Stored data
= = = = = = =
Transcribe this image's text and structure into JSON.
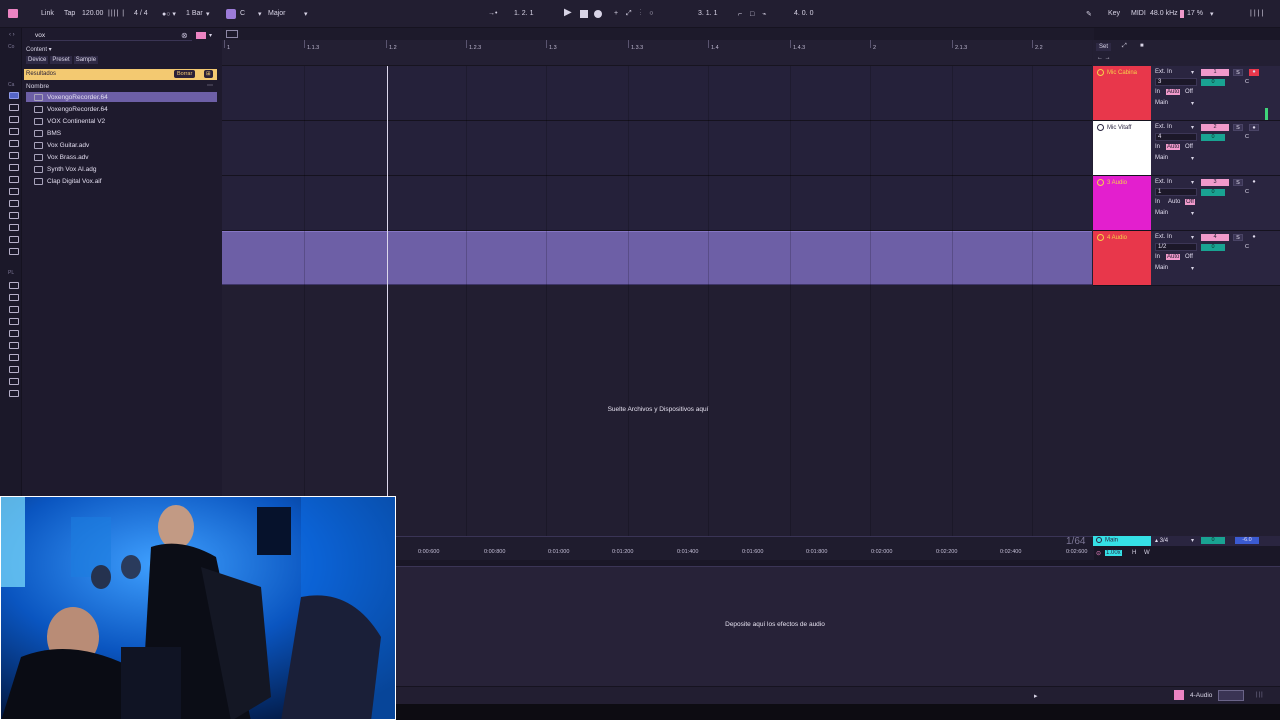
{
  "topbar": {
    "link": "Link",
    "tap": "Tap",
    "tempo": "120.00",
    "time_sig": "4 / 4",
    "quantize": "1 Bar",
    "key_root": "C",
    "scale": "Major",
    "arrangement_position": "1.   2.   1",
    "loop_start": "3.   1.   1",
    "loop_length": "4.   0.   0",
    "key_label": "Key",
    "midi_label": "MIDI",
    "sample_rate": "48.0 kHz",
    "cpu": "17 %"
  },
  "browser": {
    "search_value": "vox",
    "content_label": "Content",
    "filters": [
      "Device",
      "Preset",
      "Sample"
    ],
    "results_label": "Resultados",
    "clear_label": "Borrar",
    "column_header": "Nombre",
    "files": [
      "VoxengoRecorder.64",
      "VoxengoRecorder.64",
      "VOX Continental V2",
      "BMS",
      "Vox Guitar.adv",
      "Vox Brass.adv",
      "Synth Vox AI.adg",
      "Clap Digital Vox.aif"
    ],
    "side_labels": [
      "Co",
      "Ca",
      "PL"
    ]
  },
  "ruler": {
    "ticks": [
      "1",
      "1.1.3",
      "1.2",
      "1.2.3",
      "1.3",
      "1.3.3",
      "1.4",
      "1.4.3",
      "2",
      "2.1.3",
      "2.2"
    ]
  },
  "arrangement": {
    "drop_message": "Suelte Archivos y Dispositivos aquí",
    "zoom_label": "1/64",
    "timeline": [
      "0:00:600",
      "0:00:800",
      "0:01:000",
      "0:01:200",
      "0:01:400",
      "0:01:600",
      "0:01:800",
      "0:02:000",
      "0:02:200",
      "0:02:400",
      "0:02:600"
    ]
  },
  "mixer_header": {
    "set_label": "Set"
  },
  "tracks": [
    {
      "name": "Mic Cabina",
      "color": "#e8374b",
      "text_color": "#f5d14a",
      "input": "Ext. In",
      "channel": "3",
      "number": "1",
      "in": "In",
      "auto": "Auto",
      "off": "Off",
      "out": "Main",
      "solo": "S",
      "vol": "0",
      "pan": "C"
    },
    {
      "name": "Mic Vitaff",
      "color": "#ffffff",
      "text_color": "#2a2540",
      "input": "Ext. In",
      "channel": "4",
      "number": "2",
      "in": "In",
      "auto": "Auto",
      "off": "Off",
      "out": "Main",
      "solo": "S",
      "vol": "0",
      "pan": "C"
    },
    {
      "name": "3 Audio",
      "color": "#e31fce",
      "text_color": "#f5d14a",
      "input": "Ext. In",
      "channel": "1",
      "number": "3",
      "in": "In",
      "auto": "Auto",
      "off": "Off",
      "out": "Main",
      "solo": "S",
      "vol": "0",
      "pan": "C"
    },
    {
      "name": "4 Audio",
      "color": "#e8374b",
      "text_color": "#f5d14a",
      "input": "Ext. In",
      "channel": "1/2",
      "number": "4",
      "in": "In",
      "auto": "Auto",
      "off": "Off",
      "out": "Main",
      "solo": "S",
      "vol": "0",
      "pan": "C"
    }
  ],
  "main_track": {
    "name": "Main",
    "time_sig": "3/4",
    "vol": "0",
    "pan": "-6.0",
    "zoom": "1.00x",
    "h": "H",
    "w": "W"
  },
  "device_panel": {
    "drop_message": "Deposite aquí los efectos de audio",
    "selected_track": "4-Audio"
  },
  "colors": {
    "accent_pink": "#f09acb",
    "clip": "#6d5fa6",
    "teal": "#19a392",
    "main_track": "#35e0e6"
  }
}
= = = = = = =
Exercise prompt: Write out the material above again, word for word, minus its pictures.

The reply:
Transcribe this image's text and structure into JSON.
{
  "topbar": {
    "link": "Link",
    "tap": "Tap",
    "tempo": "120.00",
    "time_sig": "4 / 4",
    "quantize": "1 Bar",
    "key_root": "C",
    "scale": "Major",
    "arrangement_position": "1.   2.   1",
    "loop_start": "3.   1.   1",
    "loop_length": "4.   0.   0",
    "key_label": "Key",
    "midi_label": "MIDI",
    "sample_rate": "48.0 kHz",
    "cpu": "17 %"
  },
  "browser": {
    "search_value": "vox",
    "content_label": "Content",
    "filters": [
      "Device",
      "Preset",
      "Sample"
    ],
    "results_label": "Resultados",
    "clear_label": "Borrar",
    "column_header": "Nombre",
    "files": [
      "VoxengoRecorder.64",
      "VoxengoRecorder.64",
      "VOX Continental V2",
      "BMS",
      "Vox Guitar.adv",
      "Vox Brass.adv",
      "Synth Vox AI.adg",
      "Clap Digital Vox.aif"
    ],
    "side_labels": [
      "Co",
      "Ca",
      "PL"
    ]
  },
  "ruler": {
    "ticks": [
      "1",
      "1.1.3",
      "1.2",
      "1.2.3",
      "1.3",
      "1.3.3",
      "1.4",
      "1.4.3",
      "2",
      "2.1.3",
      "2.2"
    ]
  },
  "arrangement": {
    "drop_message": "Suelte Archivos y Dispositivos aquí",
    "zoom_label": "1/64",
    "timeline": [
      "0:00:600",
      "0:00:800",
      "0:01:000",
      "0:01:200",
      "0:01:400",
      "0:01:600",
      "0:01:800",
      "0:02:000",
      "0:02:200",
      "0:02:400",
      "0:02:600"
    ]
  },
  "mixer_header": {
    "set_label": "Set"
  },
  "tracks": [
    {
      "name": "Mic Cabina",
      "color": "#e8374b",
      "text_color": "#f5d14a",
      "input": "Ext. In",
      "channel": "3",
      "number": "1",
      "in": "In",
      "auto": "Auto",
      "off": "Off",
      "out": "Main",
      "solo": "S",
      "vol": "0",
      "pan": "C"
    },
    {
      "name": "Mic Vitaff",
      "color": "#ffffff",
      "text_color": "#2a2540",
      "input": "Ext. In",
      "channel": "4",
      "number": "2",
      "in": "In",
      "auto": "Auto",
      "off": "Off",
      "out": "Main",
      "solo": "S",
      "vol": "0",
      "pan": "C"
    },
    {
      "name": "3 Audio",
      "color": "#e31fce",
      "text_color": "#f5d14a",
      "input": "Ext. In",
      "channel": "1",
      "number": "3",
      "in": "In",
      "auto": "Auto",
      "off": "Off",
      "out": "Main",
      "solo": "S",
      "vol": "0",
      "pan": "C"
    },
    {
      "name": "4 Audio",
      "color": "#e8374b",
      "text_color": "#f5d14a",
      "input": "Ext. In",
      "channel": "1/2",
      "number": "4",
      "in": "In",
      "auto": "Auto",
      "off": "Off",
      "out": "Main",
      "solo": "S",
      "vol": "0",
      "pan": "C"
    }
  ],
  "main_track": {
    "name": "Main",
    "time_sig": "3/4",
    "vol": "0",
    "pan": "-6.0",
    "zoom": "1.00x",
    "h": "H",
    "w": "W"
  },
  "device_panel": {
    "drop_message": "Deposite aquí los efectos de audio",
    "selected_track": "4-Audio"
  },
  "colors": {
    "accent_pink": "#f09acb",
    "clip": "#6d5fa6",
    "teal": "#19a392",
    "main_track": "#35e0e6"
  }
}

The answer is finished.